**Directions:** Some lines in the listing below may include the string "tiêu". How many are there? Give only the number.

--- BEGIN Input rows ---

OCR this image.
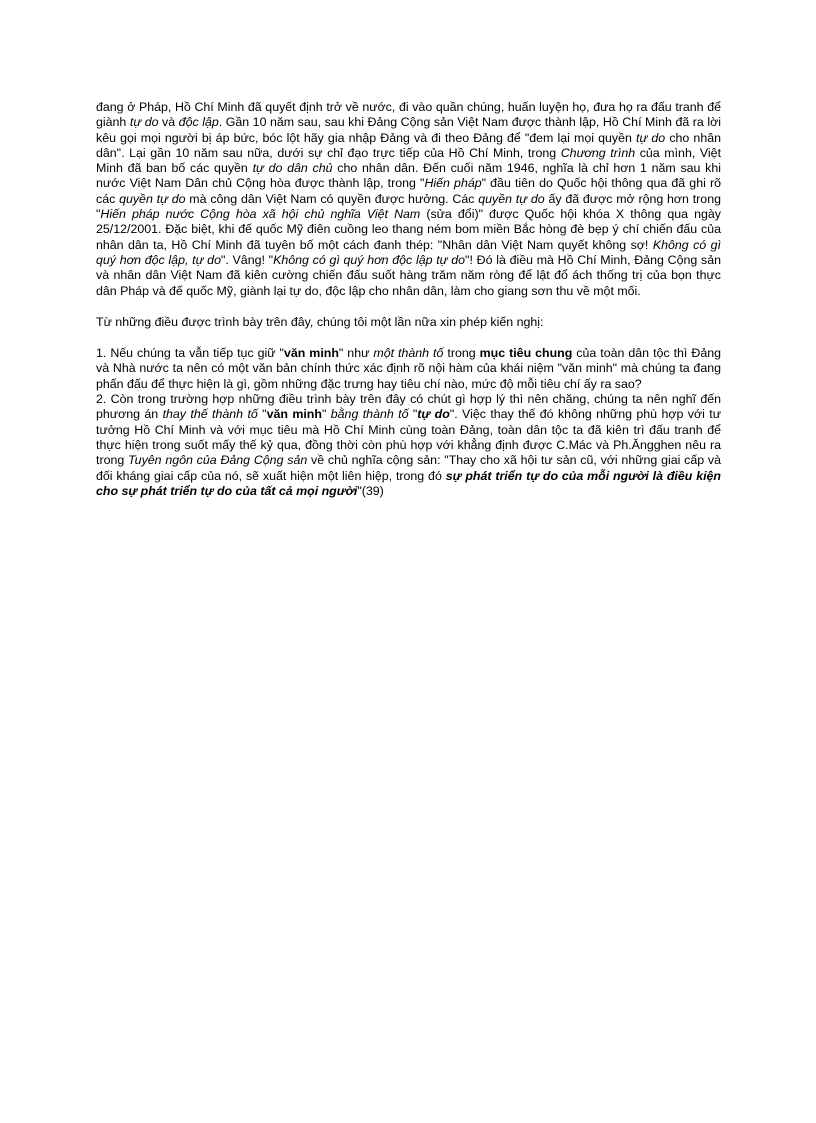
đang ở Pháp, Hồ Chí Minh đã quyết định trở về nước, đi vào quần chúng, huấn luyện họ, đưa họ ra đấu tranh để giành tự do và độc lập. Gần 10 năm sau, sau khi Đảng Cộng sản Việt Nam được thành lập, Hồ Chí Minh đã ra lời kêu gọi mọi người bị áp bức, bóc lột hãy gia nhập Đảng và đi theo Đảng để "đem lại mọi quyền tự do cho nhân dân". Lại gần 10 năm sau nữa, dưới sự chỉ đạo trực tiếp của Hồ Chí Minh, trong Chương trình của mình, Việt Minh đã ban bố các quyền tự do dân chủ cho nhân dân. Đến cuối năm 1946, nghĩa là chỉ hơn 1 năm sau khi nước Việt Nam Dân chủ Cộng hòa được thành lập, trong "Hiến pháp" đầu tiên do Quốc hội thông qua đã ghi rõ các quyền tự do mà công dân Việt Nam có quyền được hưởng. Các quyền tự do ấy đã được mở rộng hơn trong "Hiến pháp nước Cộng hòa xã hội chủ nghĩa Việt Nam (sửa đổi)" được Quốc hội khóa X thông qua ngày 25/12/2001. Đặc biệt, khi đế quốc Mỹ điên cuồng leo thang ném bom miền Bắc hòng đè bẹp ý chí chiến đấu của nhân dân ta, Hồ Chí Minh đã tuyên bố một cách đanh thép: "Nhân dân Việt Nam quyết không sợ! Không có gì quý hơn độc lập, tự do". Vâng! "Không có gì quý hơn độc lập tự do"! Đó là điều mà Hồ Chí Minh, Đảng Cộng sản và nhân dân Việt Nam đã kiên cường chiến đấu suốt hàng trăm năm ròng để lật đổ ách thống trị của bọn thực dân Pháp và đế quốc Mỹ, giành lại tự do, độc lập cho nhân dân, làm cho giang sơn thu về một mối.

Từ những điều được trình bày trên đây, chúng tôi một lần nữa xin phép kiến nghị:

1. Nếu chúng ta vẫn tiếp tục giữ "văn minh" như một thành tố trong mục tiêu chung của toàn dân tộc thì Đảng và Nhà nước ta nên có một văn bản chính thức xác định rõ nội hàm của khái niệm "văn minh" mà chúng ta đang phấn đấu để thực hiện là gì, gồm những đặc trưng hay tiêu chí nào, mức độ mỗi tiêu chí ấy ra sao?

2. Còn trong trường hợp những điều trình bày trên đây có chút gì hợp lý thì nên chăng, chúng ta nên nghĩ đến phương án thay thế thành tố "văn minh" bằng thành tố "tự do". Việc thay thế đó không những phù hợp với tư tưởng Hồ Chí Minh và với mục tiêu mà Hồ Chí Minh cùng toàn Đảng, toàn dân tộc ta đã kiên trì đấu tranh để thực hiện trong suốt mấy thế kỷ qua, đồng thời còn phù hợp với khẳng định được C.Mác và Ph.Ăngghen nêu ra trong Tuyên ngôn của Đảng Cộng sản về chủ nghĩa cộng sản: "Thay cho xã hội tư sản cũ, với những giai cấp và đối kháng giai cấp của nó, sẽ xuất hiện một liên hiệp, trong đó sự phát triển tự do của mỗi người là điều kiện cho sự phát triển tự do của tất cả mọi người"(39)
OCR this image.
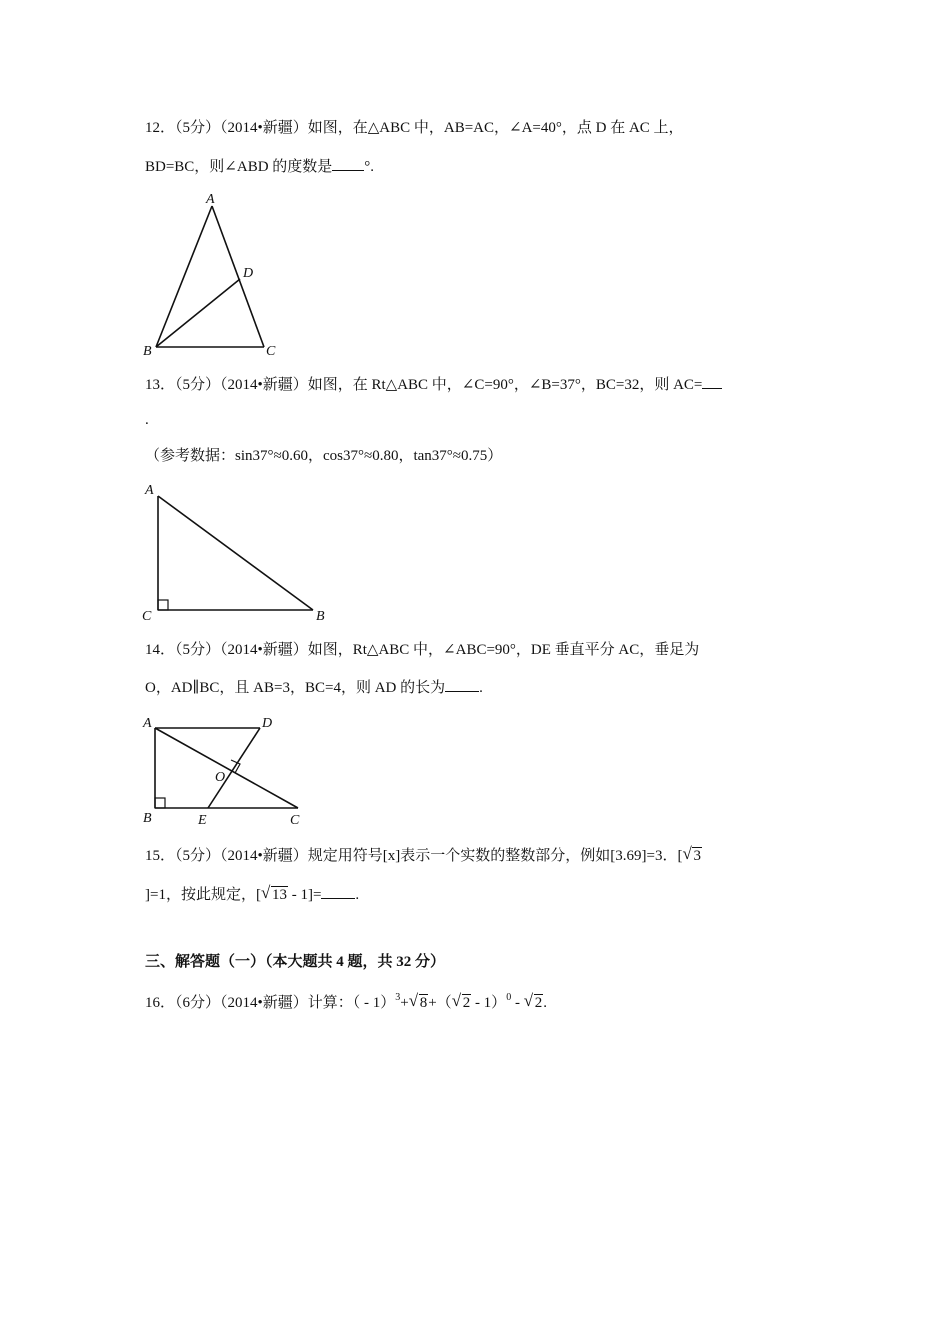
12．（5分）（2014•新疆）如图，在△ABC 中，AB=AC，∠A=40°，点 D 在 AC 上，
BD=BC，则∠ABD 的度数是 °.
A
D
B	C
13．（5分）（2014•新疆）如图，在 Rt△ABC 中，∠C=90°，∠B=37°，BC=32，则 AC=
.
（参考数据：sin37°≈0.60，cos37°≈0.80，tan37°≈0.75）
A
C	B
14．（5分）（2014•新疆）如图，Rt△ABC 中，∠ABC=90°，DE 垂直平分 AC，垂足为
O，AD∥BC，且 AB=3，BC=4，则 AD 的长为 .
A	D
O
B	E	C
15．（5分）（2014•新疆）规定用符号[x]表示一个实数的整数部分，例如[3.69]=3．[ √ 3
]=1，按此规定，[ √ 13 - 1]= .
三、解答题（一）（本大题共 4 题，共 32 分）
16．（6分）（2014•新疆）计算：（ - 1）$^3$+ √ 8+（ √ 2 - 1）$^0$ - √ 2.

--- END Input rows ---

**Solved problem:** 2